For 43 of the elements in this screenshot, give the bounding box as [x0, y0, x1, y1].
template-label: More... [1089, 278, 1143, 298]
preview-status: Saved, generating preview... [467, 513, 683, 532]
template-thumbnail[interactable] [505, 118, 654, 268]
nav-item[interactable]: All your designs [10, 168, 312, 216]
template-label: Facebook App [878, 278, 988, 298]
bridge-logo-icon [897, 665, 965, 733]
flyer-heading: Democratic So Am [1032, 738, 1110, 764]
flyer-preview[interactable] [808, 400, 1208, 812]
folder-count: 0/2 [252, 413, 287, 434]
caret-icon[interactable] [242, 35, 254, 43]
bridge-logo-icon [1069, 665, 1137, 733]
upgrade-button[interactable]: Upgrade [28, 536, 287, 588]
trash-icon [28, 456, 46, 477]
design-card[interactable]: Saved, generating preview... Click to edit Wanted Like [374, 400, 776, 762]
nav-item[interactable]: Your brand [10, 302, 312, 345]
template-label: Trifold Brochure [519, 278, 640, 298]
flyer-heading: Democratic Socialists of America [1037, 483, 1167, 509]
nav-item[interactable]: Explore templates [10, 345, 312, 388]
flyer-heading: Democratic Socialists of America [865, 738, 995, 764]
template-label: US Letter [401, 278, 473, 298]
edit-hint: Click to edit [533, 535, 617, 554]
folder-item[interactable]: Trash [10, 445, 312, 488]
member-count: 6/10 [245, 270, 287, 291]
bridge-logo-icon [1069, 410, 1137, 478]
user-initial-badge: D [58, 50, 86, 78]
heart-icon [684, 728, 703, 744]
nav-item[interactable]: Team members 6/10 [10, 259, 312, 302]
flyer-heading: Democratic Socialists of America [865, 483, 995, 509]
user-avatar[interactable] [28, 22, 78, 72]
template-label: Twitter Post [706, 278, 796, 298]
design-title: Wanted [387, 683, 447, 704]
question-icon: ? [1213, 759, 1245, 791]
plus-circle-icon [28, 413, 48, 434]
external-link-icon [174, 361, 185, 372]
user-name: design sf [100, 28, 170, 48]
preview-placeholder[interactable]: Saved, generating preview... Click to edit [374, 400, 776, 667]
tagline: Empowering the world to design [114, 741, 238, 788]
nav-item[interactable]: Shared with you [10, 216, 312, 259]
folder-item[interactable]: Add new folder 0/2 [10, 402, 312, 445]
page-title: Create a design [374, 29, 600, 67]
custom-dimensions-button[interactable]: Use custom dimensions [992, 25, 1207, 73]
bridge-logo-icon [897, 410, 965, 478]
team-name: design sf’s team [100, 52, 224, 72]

++++++

## JOB
Copy the records above line for line, changing nothing.

## WORKED ANSWER
For 43 of the elements in this screenshot, give the bounding box as [x0, y0, x1, y1].
template-label: More... [1089, 278, 1143, 298]
preview-status: Saved, generating preview... [467, 513, 683, 532]
template-thumbnail[interactable] [505, 118, 654, 268]
nav-item[interactable]: All your designs [10, 168, 312, 216]
template-label: Facebook App [878, 278, 988, 298]
bridge-logo-icon [897, 665, 965, 733]
flyer-heading: Democratic So Am [1032, 738, 1110, 764]
flyer-preview[interactable] [808, 400, 1208, 812]
folder-count: 0/2 [252, 413, 287, 434]
caret-icon[interactable] [242, 35, 254, 43]
bridge-logo-icon [1069, 665, 1137, 733]
upgrade-button[interactable]: Upgrade [28, 536, 287, 588]
trash-icon [28, 456, 46, 477]
design-card[interactable]: Saved, generating preview... Click to edit Wanted Like [374, 400, 776, 762]
nav-item[interactable]: Your brand [10, 302, 312, 345]
template-label: Trifold Brochure [519, 278, 640, 298]
flyer-heading: Democratic Socialists of America [1037, 483, 1167, 509]
nav-item[interactable]: Explore templates [10, 345, 312, 388]
flyer-heading: Democratic Socialists of America [865, 738, 995, 764]
template-label: US Letter [401, 278, 473, 298]
edit-hint: Click to edit [533, 535, 617, 554]
folder-item[interactable]: Trash [10, 445, 312, 488]
member-count: 6/10 [245, 270, 287, 291]
bridge-logo-icon [1069, 410, 1137, 478]
user-initial-badge: D [58, 50, 86, 78]
heart-icon [684, 728, 703, 744]
nav-item[interactable]: Team members 6/10 [10, 259, 312, 302]
flyer-heading: Democratic Socialists of America [865, 483, 995, 509]
user-avatar[interactable] [28, 22, 78, 72]
template-label: Twitter Post [706, 278, 796, 298]
design-title: Wanted [387, 683, 447, 704]
question-icon: ? [1213, 759, 1245, 791]
plus-circle-icon [28, 413, 48, 434]
external-link-icon [174, 361, 185, 372]
user-name: design sf [100, 28, 170, 48]
preview-placeholder[interactable]: Saved, generating preview... Click to edit [374, 400, 776, 667]
tagline: Empowering the world to design [114, 741, 238, 788]
nav-item[interactable]: Shared with you [10, 216, 312, 259]
folder-item[interactable]: Add new folder 0/2 [10, 402, 312, 445]
page-title: Create a design [374, 29, 600, 67]
custom-dimensions-button[interactable]: Use custom dimensions [992, 25, 1207, 73]
bridge-logo-icon [897, 410, 965, 478]
team-name: design sf’s team [100, 52, 224, 72]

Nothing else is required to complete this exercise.